§ Stated goal
Gather all lines with the word "connector" in them.

§ Data rows

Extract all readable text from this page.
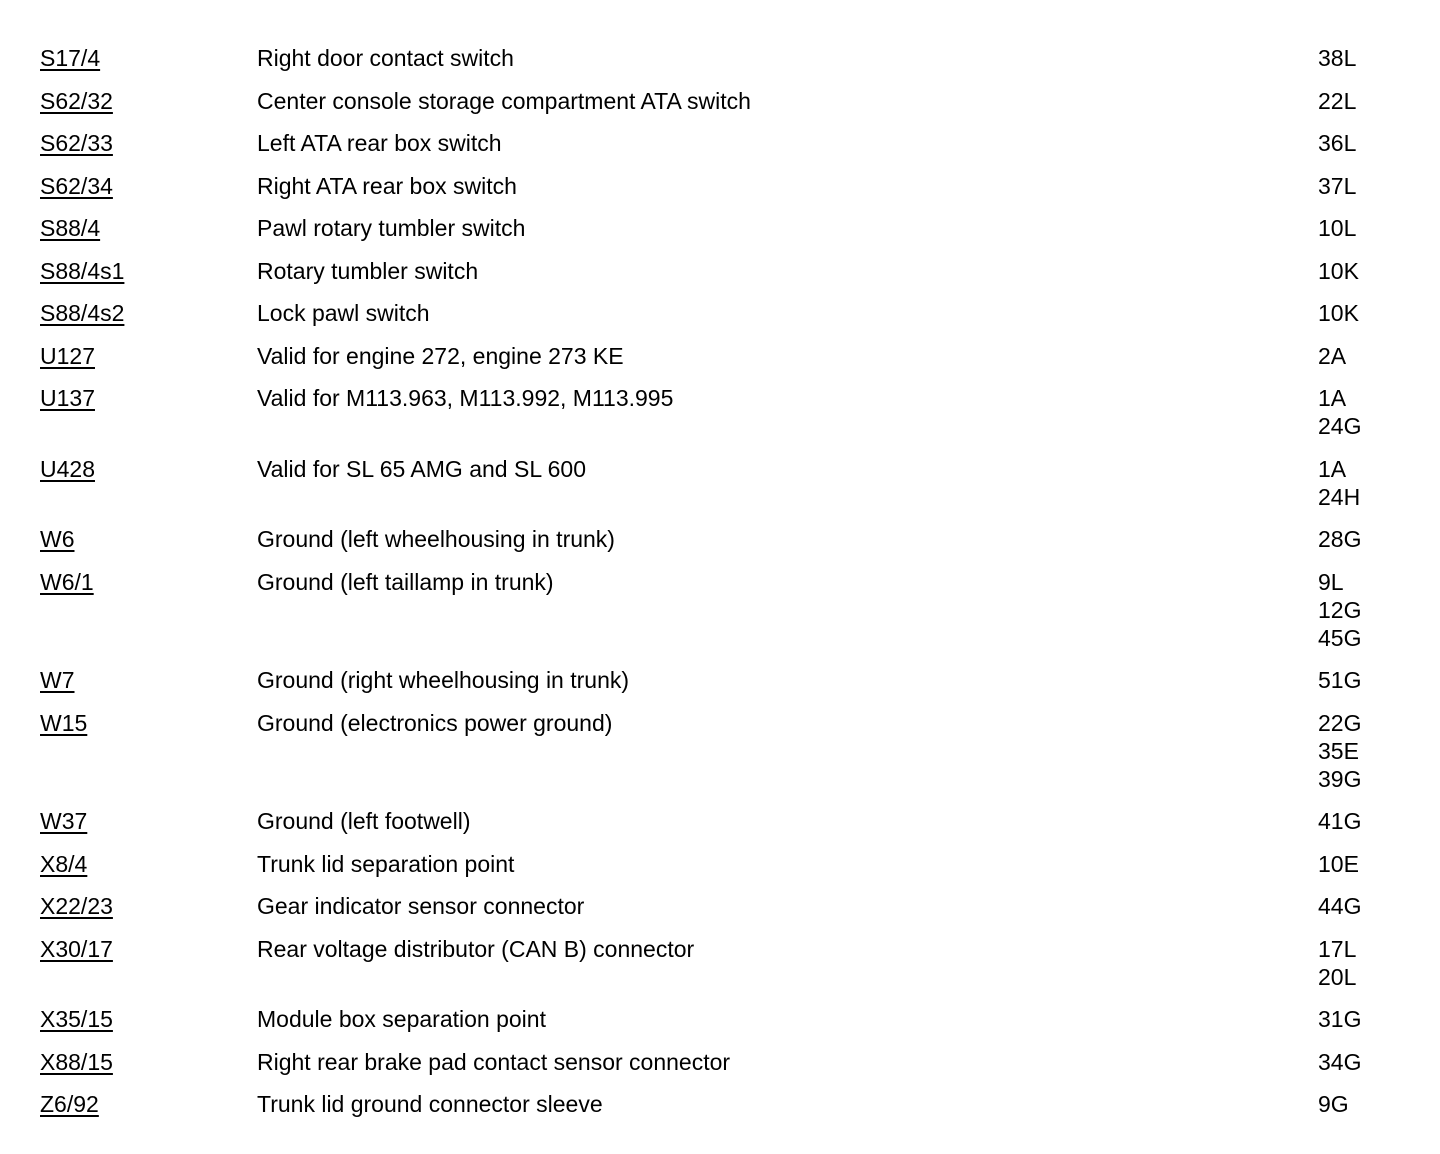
S17/4	Right door contact switch	38L
S62/32	Center console storage compartment ATA switch	22L
S62/33	Left ATA rear box switch	36L
S62/34	Right ATA rear box switch	37L
S88/4	Pawl rotary tumbler switch	10L
S88/4s1	Rotary tumbler switch	10K
S88/4s2	Lock pawl switch	10K
U127	Valid for engine 272, engine 273 KE	2A
U137	Valid for M113.963, M113.992, M113.995	1A
24G
U428	Valid for SL 65 AMG and SL 600	1A
24H
W6	Ground (left wheelhousing in trunk)	28G
W6/1	Ground (left taillamp in trunk)	9L
12G
45G
W7	Ground (right wheelhousing in trunk)	51G
W15	Ground (electronics power ground)	22G
35E
39G
W37	Ground (left footwell)	41G
X8/4	Trunk lid separation point	10E
X22/23	Gear indicator sensor connector	44G
X30/17	Rear voltage distributor (CAN B) connector	17L
20L
X35/15	Module box separation point	31G
X88/15	Right rear brake pad contact sensor connector	34G
Z6/92	Trunk lid ground connector sleeve	9G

§ Solution for this problem
X22/23	Gear indicator sensor connector	44G
X30/17	Rear voltage distributor (CAN B) connector	17L
X88/15	Right rear brake pad contact sensor connector	34G
Z6/92	Trunk lid ground connector sleeve	9G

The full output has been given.